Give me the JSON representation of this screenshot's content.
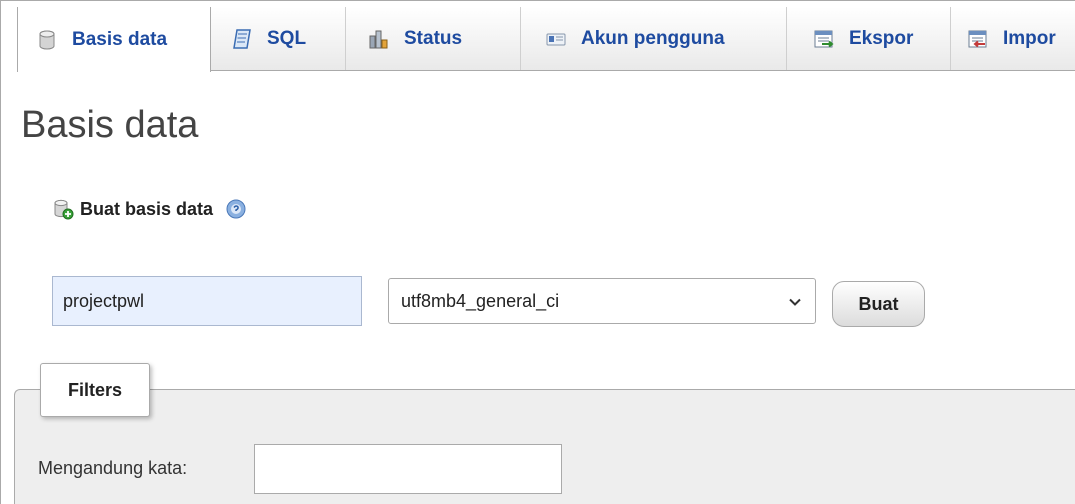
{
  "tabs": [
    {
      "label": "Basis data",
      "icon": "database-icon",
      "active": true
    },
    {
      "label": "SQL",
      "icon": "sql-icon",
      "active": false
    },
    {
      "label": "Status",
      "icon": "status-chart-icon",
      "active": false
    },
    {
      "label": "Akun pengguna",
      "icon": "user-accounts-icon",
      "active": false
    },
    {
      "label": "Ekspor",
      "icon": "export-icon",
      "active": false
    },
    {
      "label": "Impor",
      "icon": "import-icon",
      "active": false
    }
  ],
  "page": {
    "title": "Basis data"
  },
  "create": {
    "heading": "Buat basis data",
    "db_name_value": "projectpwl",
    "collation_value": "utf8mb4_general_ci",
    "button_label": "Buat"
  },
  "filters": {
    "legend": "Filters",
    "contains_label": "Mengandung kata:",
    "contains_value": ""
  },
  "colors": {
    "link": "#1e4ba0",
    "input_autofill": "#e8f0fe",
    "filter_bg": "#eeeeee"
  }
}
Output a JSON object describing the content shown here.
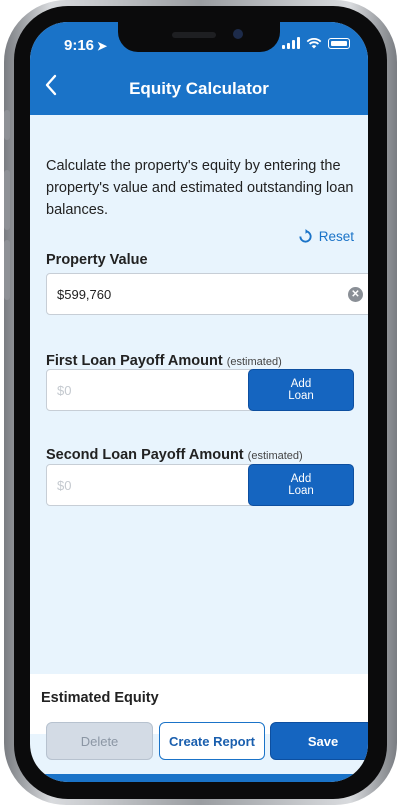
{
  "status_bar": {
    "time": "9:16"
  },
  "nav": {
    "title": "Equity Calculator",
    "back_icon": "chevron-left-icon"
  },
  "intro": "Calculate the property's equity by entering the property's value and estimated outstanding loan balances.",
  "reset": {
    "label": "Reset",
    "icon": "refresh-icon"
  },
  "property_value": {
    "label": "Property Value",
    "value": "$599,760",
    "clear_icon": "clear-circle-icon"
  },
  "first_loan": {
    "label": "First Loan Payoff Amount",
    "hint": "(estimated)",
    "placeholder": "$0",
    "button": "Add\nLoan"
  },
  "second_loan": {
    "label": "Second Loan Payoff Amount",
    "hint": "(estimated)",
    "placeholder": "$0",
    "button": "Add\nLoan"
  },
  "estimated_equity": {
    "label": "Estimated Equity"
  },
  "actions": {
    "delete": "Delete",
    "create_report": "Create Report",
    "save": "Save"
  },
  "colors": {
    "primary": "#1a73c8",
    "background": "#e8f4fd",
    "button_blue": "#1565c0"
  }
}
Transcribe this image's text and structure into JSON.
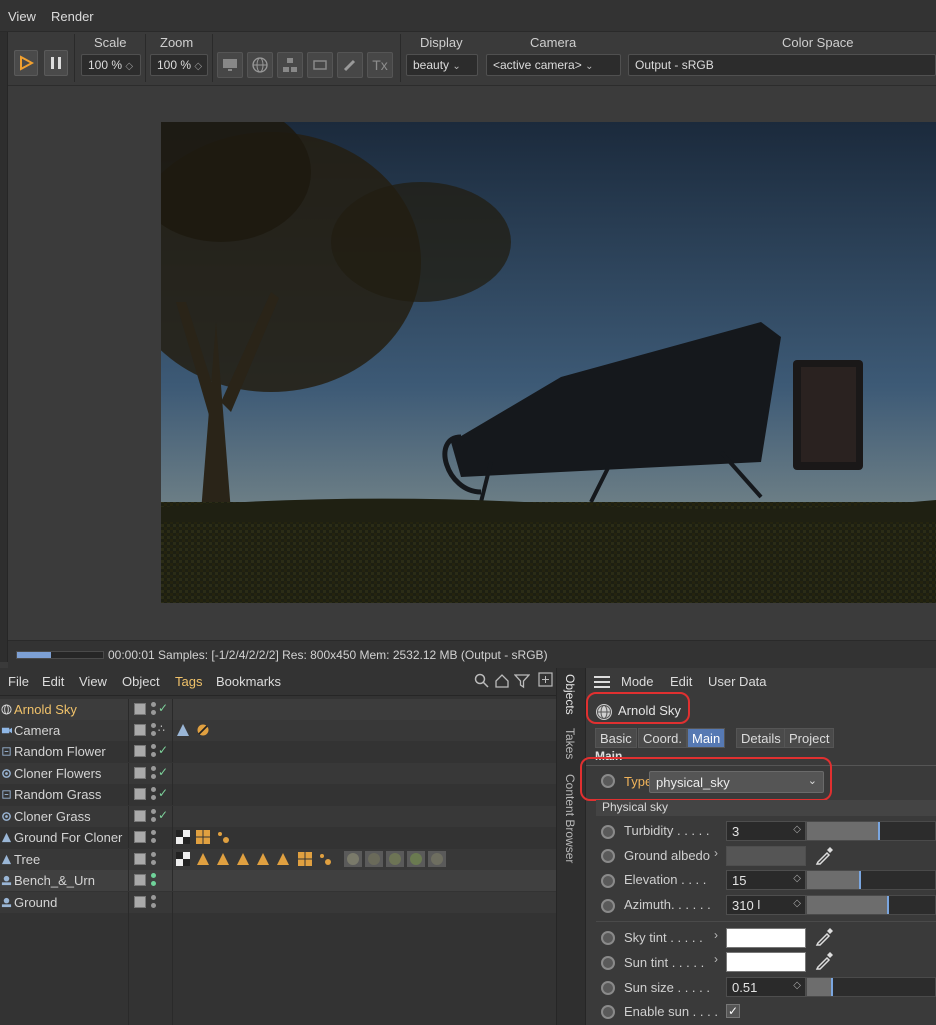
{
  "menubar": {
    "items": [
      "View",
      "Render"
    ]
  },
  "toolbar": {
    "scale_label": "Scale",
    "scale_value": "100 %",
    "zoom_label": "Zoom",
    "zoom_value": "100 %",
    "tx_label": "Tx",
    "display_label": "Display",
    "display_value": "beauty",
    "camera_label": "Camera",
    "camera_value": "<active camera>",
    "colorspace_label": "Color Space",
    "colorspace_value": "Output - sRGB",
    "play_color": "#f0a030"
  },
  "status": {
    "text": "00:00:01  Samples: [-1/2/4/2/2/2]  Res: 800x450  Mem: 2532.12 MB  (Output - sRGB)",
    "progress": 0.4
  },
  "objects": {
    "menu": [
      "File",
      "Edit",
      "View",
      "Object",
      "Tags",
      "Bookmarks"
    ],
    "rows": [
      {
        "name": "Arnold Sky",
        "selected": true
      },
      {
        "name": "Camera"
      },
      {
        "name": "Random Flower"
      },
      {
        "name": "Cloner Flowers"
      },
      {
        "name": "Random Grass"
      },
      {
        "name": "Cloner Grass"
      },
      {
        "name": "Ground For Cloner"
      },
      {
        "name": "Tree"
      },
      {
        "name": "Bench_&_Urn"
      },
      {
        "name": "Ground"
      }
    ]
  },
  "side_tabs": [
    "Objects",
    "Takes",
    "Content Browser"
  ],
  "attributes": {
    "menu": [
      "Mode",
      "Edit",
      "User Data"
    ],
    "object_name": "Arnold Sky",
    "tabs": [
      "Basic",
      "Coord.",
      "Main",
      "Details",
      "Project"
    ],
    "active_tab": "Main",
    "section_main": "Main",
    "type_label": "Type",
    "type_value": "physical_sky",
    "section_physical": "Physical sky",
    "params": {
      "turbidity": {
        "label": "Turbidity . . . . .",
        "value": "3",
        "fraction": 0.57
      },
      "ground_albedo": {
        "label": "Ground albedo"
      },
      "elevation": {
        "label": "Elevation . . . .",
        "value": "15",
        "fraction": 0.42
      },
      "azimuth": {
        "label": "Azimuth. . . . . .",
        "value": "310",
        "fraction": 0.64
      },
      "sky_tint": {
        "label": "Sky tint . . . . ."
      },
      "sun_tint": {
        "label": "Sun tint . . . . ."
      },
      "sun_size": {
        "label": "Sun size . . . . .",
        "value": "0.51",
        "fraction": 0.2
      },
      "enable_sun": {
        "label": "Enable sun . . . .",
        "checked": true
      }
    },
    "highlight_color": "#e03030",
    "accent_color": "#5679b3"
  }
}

-- -- --

» **EXERCISE GOAL**
Return each line from the material above exactly, but not the pictures.

» **THE RESPONSE**
Give me the JSON representation of this screenshot's content.
{
  "tabs": [
    {
      "label": "Basis data",
      "icon": "database-icon",
      "active": true
    },
    {
      "label": "SQL",
      "icon": "sql-icon",
      "active": false
    },
    {
      "label": "Status",
      "icon": "status-chart-icon",
      "active": false
    },
    {
      "label": "Akun pengguna",
      "icon": "user-accounts-icon",
      "active": false
    },
    {
      "label": "Ekspor",
      "icon": "export-icon",
      "active": false
    },
    {
      "label": "Impor",
      "icon": "import-icon",
      "active": false
    }
  ],
  "page": {
    "title": "Basis data"
  },
  "create": {
    "heading": "Buat basis data",
    "db_name_value": "projectpwl",
    "collation_value": "utf8mb4_general_ci",
    "button_label": "Buat"
  },
  "filters": {
    "legend": "Filters",
    "contains_label": "Mengandung kata:",
    "contains_value": ""
  },
  "colors": {
    "link": "#1e4ba0",
    "input_autofill": "#e8f0fe",
    "filter_bg": "#eeeeee"
  }
}
Output a JSON object describing the content shown here.
{
  "status_bar": {
    "time": "9:16"
  },
  "nav": {
    "title": "Equity Calculator",
    "back_icon": "chevron-left-icon"
  },
  "intro": "Calculate the property's equity by entering the property's value and estimated outstanding loan balances.",
  "reset": {
    "label": "Reset",
    "icon": "refresh-icon"
  },
  "property_value": {
    "label": "Property Value",
    "value": "$599,760",
    "clear_icon": "clear-circle-icon"
  },
  "first_loan": {
    "label": "First Loan Payoff Amount",
    "hint": "(estimated)",
    "placeholder": "$0",
    "button": "Add\nLoan"
  },
  "second_loan": {
    "label": "Second Loan Payoff Amount",
    "hint": "(estimated)",
    "placeholder": "$0",
    "button": "Add\nLoan"
  },
  "estimated_equity": {
    "label": "Estimated Equity"
  },
  "actions": {
    "delete": "Delete",
    "create_report": "Create Report",
    "save": "Save"
  },
  "colors": {
    "primary": "#1a73c8",
    "background": "#e8f4fd",
    "button_blue": "#1565c0"
  }
}
Transcribe this image's text and structure into JSON.
{
  "menubar": {
    "items": [
      "View",
      "Render"
    ]
  },
  "toolbar": {
    "scale_label": "Scale",
    "scale_value": "100 %",
    "zoom_label": "Zoom",
    "zoom_value": "100 %",
    "tx_label": "Tx",
    "display_label": "Display",
    "display_value": "beauty",
    "camera_label": "Camera",
    "camera_value": "<active camera>",
    "colorspace_label": "Color Space",
    "colorspace_value": "Output - sRGB",
    "play_color": "#f0a030"
  },
  "status": {
    "text": "00:00:01  Samples: [-1/2/4/2/2/2]  Res: 800x450  Mem: 2532.12 MB  (Output - sRGB)",
    "progress": 0.4
  },
  "objects": {
    "menu": [
      "File",
      "Edit",
      "View",
      "Object",
      "Tags",
      "Bookmarks"
    ],
    "rows": [
      {
        "name": "Arnold Sky",
        "selected": true
      },
      {
        "name": "Camera"
      },
      {
        "name": "Random Flower"
      },
      {
        "name": "Cloner Flowers"
      },
      {
        "name": "Random Grass"
      },
      {
        "name": "Cloner Grass"
      },
      {
        "name": "Ground For Cloner"
      },
      {
        "name": "Tree"
      },
      {
        "name": "Bench_&_Urn"
      },
      {
        "name": "Ground"
      }
    ]
  },
  "side_tabs": [
    "Objects",
    "Takes",
    "Content Browser"
  ],
  "attributes": {
    "menu": [
      "Mode",
      "Edit",
      "User Data"
    ],
    "object_name": "Arnold Sky",
    "tabs": [
      "Basic",
      "Coord.",
      "Main",
      "Details",
      "Project"
    ],
    "active_tab": "Main",
    "section_main": "Main",
    "type_label": "Type",
    "type_value": "physical_sky",
    "section_physical": "Physical sky",
    "params": {
      "turbidity": {
        "label": "Turbidity . . . . .",
        "value": "3",
        "fraction": 0.57
      },
      "ground_albedo": {
        "label": "Ground albedo"
      },
      "elevation": {
        "label": "Elevation . . . .",
        "value": "15",
        "fraction": 0.42
      },
      "azimuth": {
        "label": "Azimuth. . . . . .",
        "value": "310",
        "fraction": 0.64
      },
      "sky_tint": {
        "label": "Sky tint . . . . ."
      },
      "sun_tint": {
        "label": "Sun tint . . . . ."
      },
      "sun_size": {
        "label": "Sun size . . . . .",
        "value": "0.51",
        "fraction": 0.2
      },
      "enable_sun": {
        "label": "Enable sun . . . .",
        "checked": true
      }
    },
    "highlight_color": "#e03030",
    "accent_color": "#5679b3"
  }
}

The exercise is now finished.